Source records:
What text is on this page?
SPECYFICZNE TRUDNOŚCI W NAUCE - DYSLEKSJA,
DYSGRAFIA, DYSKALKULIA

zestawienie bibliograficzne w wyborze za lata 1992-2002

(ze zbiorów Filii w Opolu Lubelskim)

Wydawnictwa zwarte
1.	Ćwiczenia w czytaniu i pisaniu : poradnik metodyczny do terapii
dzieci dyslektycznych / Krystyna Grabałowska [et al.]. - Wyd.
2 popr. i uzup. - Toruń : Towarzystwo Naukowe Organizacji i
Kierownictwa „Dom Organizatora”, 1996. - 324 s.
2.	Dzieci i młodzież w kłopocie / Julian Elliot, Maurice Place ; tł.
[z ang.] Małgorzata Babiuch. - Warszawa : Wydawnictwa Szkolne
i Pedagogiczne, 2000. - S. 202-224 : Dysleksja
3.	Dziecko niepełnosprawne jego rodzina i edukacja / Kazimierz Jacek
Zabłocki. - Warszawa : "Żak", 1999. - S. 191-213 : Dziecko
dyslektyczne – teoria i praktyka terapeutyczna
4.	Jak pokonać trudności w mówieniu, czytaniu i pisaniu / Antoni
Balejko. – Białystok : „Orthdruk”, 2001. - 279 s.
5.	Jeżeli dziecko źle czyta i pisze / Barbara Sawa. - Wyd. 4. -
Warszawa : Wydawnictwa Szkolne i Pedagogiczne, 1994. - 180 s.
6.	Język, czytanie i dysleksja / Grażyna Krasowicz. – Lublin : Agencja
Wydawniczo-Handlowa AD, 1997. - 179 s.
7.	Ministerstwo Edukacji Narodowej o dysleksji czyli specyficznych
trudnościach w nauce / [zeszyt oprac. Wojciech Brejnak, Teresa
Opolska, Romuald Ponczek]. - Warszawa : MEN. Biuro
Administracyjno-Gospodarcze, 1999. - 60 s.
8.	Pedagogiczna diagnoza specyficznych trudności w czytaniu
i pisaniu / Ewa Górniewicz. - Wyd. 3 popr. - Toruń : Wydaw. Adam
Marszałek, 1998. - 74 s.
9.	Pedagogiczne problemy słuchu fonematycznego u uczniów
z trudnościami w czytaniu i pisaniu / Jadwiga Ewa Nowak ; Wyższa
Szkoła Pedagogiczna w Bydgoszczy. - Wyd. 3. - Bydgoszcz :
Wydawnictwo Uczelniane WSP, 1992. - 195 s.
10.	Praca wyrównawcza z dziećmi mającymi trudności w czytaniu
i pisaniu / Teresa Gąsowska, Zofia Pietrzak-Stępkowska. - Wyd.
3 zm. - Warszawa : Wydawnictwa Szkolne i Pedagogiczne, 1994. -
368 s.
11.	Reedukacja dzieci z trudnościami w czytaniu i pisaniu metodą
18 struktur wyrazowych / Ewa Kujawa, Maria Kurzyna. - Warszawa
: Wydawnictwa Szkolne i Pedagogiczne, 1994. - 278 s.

INSTRUCTIONS TO FOLLOW: Repeat back the data above, exact to the last character.

OUTPUT OF THE EXERCISE:
What text is on this page?
SPECYFICZNE TRUDNOŚCI W NAUCE - DYSLEKSJA,
DYSGRAFIA, DYSKALKULIA

zestawienie bibliograficzne w wyborze za lata 1992-2002

(ze zbiorów Filii w Opolu Lubelskim)

Wydawnictwa zwarte
1.	Ćwiczenia w czytaniu i pisaniu : poradnik metodyczny do terapii
dzieci dyslektycznych / Krystyna Grabałowska [et al.]. - Wyd.
2 popr. i uzup. - Toruń : Towarzystwo Naukowe Organizacji i
Kierownictwa „Dom Organizatora”, 1996. - 324 s.
2.	Dzieci i młodzież w kłopocie / Julian Elliot, Maurice Place ; tł.
[z ang.] Małgorzata Babiuch. - Warszawa : Wydawnictwa Szkolne
i Pedagogiczne, 2000. - S. 202-224 : Dysleksja
3.	Dziecko niepełnosprawne jego rodzina i edukacja / Kazimierz Jacek
Zabłocki. - Warszawa : "Żak", 1999. - S. 191-213 : Dziecko
dyslektyczne – teoria i praktyka terapeutyczna
4.	Jak pokonać trudności w mówieniu, czytaniu i pisaniu / Antoni
Balejko. – Białystok : „Orthdruk”, 2001. - 279 s.
5.	Jeżeli dziecko źle czyta i pisze / Barbara Sawa. - Wyd. 4. -
Warszawa : Wydawnictwa Szkolne i Pedagogiczne, 1994. - 180 s.
6.	Język, czytanie i dysleksja / Grażyna Krasowicz. – Lublin : Agencja
Wydawniczo-Handlowa AD, 1997. - 179 s.
7.	Ministerstwo Edukacji Narodowej o dysleksji czyli specyficznych
trudnościach w nauce / [zeszyt oprac. Wojciech Brejnak, Teresa
Opolska, Romuald Ponczek]. - Warszawa : MEN. Biuro
Administracyjno-Gospodarcze, 1999. - 60 s.
8.	Pedagogiczna diagnoza specyficznych trudności w czytaniu
i pisaniu / Ewa Górniewicz. - Wyd. 3 popr. - Toruń : Wydaw. Adam
Marszałek, 1998. - 74 s.
9.	Pedagogiczne problemy słuchu fonematycznego u uczniów
z trudnościami w czytaniu i pisaniu / Jadwiga Ewa Nowak ; Wyższa
Szkoła Pedagogiczna w Bydgoszczy. - Wyd. 3. - Bydgoszcz :
Wydawnictwo Uczelniane WSP, 1992. - 195 s.
10.	Praca wyrównawcza z dziećmi mającymi trudności w czytaniu
i pisaniu / Teresa Gąsowska, Zofia Pietrzak-Stępkowska. - Wyd.
3 zm. - Warszawa : Wydawnictwa Szkolne i Pedagogiczne, 1994. -
368 s.
11.	Reedukacja dzieci z trudnościami w czytaniu i pisaniu metodą
18 struktur wyrazowych / Ewa Kujawa, Maria Kurzyna. - Warszawa
: Wydawnictwa Szkolne i Pedagogiczne, 1994. - 278 s.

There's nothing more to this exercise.